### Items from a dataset
───

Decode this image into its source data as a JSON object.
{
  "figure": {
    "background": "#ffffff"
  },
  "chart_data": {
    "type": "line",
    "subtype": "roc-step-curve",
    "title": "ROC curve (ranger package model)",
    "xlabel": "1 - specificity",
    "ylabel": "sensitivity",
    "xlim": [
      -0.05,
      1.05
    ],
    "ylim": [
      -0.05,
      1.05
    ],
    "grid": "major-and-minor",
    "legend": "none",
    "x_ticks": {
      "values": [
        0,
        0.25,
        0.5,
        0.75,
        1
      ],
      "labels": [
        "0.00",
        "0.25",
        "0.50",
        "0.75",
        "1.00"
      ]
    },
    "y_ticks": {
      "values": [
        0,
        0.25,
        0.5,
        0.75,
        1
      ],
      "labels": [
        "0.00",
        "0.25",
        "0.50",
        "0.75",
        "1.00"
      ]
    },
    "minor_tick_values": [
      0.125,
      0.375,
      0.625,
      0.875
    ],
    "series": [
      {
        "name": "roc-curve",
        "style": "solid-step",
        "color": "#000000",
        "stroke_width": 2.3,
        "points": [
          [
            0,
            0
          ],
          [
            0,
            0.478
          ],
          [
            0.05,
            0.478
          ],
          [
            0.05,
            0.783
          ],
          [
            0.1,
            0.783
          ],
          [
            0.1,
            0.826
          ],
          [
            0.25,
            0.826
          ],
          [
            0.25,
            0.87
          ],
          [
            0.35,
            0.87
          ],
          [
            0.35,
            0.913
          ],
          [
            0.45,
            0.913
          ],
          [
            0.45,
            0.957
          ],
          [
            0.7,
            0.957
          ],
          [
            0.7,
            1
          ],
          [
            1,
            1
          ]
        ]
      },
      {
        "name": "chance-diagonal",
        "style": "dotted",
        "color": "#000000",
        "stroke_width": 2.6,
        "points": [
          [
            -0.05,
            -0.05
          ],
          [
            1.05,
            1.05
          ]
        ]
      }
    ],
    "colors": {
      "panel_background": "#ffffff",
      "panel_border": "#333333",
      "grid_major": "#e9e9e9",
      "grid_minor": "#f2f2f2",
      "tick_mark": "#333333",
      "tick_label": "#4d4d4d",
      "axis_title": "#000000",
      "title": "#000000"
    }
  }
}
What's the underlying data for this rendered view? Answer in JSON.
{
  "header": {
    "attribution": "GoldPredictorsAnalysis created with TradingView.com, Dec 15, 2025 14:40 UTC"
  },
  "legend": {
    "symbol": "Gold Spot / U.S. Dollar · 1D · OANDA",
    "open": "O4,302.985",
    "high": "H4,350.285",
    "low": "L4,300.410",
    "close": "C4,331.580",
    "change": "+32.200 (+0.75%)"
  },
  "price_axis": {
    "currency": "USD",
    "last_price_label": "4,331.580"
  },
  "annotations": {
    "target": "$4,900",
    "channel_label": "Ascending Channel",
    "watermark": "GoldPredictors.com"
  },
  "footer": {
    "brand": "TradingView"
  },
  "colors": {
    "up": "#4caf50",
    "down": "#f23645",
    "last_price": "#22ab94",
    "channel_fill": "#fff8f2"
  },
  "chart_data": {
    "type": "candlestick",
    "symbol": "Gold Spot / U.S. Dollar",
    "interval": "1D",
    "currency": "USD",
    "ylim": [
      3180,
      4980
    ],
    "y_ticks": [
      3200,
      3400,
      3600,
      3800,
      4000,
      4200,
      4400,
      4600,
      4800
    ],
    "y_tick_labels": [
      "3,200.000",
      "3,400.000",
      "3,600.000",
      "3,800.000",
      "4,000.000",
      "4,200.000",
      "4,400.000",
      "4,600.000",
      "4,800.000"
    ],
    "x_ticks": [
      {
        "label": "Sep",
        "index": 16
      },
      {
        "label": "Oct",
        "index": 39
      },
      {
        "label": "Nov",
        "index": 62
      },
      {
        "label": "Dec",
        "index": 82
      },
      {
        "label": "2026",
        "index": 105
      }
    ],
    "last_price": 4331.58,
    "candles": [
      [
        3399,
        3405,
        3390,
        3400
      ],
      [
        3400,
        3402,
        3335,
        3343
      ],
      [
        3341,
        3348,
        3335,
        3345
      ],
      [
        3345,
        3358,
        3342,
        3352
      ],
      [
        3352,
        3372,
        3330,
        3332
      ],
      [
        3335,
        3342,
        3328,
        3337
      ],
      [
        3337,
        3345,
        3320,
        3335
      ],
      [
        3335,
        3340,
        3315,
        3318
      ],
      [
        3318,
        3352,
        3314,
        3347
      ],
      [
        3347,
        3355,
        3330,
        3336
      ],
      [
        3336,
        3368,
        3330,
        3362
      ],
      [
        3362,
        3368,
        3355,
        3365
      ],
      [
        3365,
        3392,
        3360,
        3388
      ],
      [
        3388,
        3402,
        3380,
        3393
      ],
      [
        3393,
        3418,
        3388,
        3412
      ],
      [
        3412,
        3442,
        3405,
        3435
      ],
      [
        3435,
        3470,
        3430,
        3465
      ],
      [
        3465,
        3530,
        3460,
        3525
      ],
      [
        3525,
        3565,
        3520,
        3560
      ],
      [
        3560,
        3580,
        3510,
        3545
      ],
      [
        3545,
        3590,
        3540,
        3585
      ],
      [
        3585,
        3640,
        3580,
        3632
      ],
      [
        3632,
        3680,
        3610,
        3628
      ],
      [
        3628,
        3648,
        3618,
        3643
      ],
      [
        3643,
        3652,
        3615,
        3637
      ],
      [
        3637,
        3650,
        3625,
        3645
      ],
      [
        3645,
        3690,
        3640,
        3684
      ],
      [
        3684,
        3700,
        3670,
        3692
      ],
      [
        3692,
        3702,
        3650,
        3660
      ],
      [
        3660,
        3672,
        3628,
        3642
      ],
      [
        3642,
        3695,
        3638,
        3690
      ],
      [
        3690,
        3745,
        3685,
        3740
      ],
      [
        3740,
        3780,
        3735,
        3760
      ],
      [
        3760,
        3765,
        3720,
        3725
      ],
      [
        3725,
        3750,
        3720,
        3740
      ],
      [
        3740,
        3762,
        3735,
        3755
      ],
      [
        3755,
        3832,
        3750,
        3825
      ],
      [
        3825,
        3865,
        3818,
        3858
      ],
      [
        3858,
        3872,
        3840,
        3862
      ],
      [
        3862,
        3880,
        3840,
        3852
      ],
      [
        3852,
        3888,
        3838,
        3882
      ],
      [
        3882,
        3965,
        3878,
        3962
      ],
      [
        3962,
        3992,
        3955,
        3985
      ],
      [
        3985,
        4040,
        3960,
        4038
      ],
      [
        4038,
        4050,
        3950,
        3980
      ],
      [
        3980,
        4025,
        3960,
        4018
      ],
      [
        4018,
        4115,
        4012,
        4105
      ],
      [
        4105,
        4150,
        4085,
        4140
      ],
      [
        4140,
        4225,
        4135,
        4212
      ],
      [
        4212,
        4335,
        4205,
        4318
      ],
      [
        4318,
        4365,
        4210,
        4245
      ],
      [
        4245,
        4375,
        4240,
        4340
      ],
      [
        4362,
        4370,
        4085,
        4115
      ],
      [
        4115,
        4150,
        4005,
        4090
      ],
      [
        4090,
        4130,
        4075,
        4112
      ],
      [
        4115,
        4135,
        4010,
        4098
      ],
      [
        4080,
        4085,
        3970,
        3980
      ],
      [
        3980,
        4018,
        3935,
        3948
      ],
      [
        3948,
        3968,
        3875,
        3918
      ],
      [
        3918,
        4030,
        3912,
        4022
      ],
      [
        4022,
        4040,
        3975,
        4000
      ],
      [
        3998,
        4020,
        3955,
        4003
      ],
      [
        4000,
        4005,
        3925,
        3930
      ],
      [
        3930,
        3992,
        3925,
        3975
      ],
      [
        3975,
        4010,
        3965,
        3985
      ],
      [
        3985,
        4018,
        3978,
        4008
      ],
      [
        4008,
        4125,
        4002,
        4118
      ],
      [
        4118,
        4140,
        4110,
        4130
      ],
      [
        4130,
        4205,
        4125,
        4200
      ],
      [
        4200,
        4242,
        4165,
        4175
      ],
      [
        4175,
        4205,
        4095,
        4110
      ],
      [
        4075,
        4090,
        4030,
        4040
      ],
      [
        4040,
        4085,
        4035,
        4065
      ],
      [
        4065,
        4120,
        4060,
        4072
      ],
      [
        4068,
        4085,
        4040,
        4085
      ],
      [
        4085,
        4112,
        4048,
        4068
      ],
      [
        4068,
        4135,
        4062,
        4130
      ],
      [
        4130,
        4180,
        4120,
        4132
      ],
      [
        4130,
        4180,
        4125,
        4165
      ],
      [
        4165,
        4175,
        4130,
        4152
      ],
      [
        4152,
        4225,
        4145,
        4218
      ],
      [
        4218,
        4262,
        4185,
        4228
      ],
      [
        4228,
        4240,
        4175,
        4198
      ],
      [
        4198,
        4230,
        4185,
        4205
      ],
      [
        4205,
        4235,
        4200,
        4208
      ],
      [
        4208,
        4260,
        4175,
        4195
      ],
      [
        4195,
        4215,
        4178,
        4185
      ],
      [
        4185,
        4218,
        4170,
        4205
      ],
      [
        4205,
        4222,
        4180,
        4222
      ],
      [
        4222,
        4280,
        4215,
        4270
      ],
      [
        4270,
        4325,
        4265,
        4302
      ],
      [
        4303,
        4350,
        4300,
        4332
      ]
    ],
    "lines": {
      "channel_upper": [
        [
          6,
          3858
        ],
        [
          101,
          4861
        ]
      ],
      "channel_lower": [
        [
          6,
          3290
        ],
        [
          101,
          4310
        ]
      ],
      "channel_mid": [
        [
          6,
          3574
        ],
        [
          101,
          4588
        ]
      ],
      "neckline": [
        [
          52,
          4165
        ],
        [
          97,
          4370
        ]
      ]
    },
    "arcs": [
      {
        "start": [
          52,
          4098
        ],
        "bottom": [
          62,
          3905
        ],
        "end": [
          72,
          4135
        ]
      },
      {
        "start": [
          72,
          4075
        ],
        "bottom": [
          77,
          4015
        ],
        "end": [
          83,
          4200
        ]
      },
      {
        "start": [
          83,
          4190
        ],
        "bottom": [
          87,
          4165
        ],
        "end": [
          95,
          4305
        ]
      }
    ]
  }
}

───

### Problem statement
List each line of the entries that holds the string "Dollar".

### Answer to this exercise
    "symbol": "Gold Spot / U.S. Dollar · 1D · OANDA",
    "symbol": "Gold Spot / U.S. Dollar",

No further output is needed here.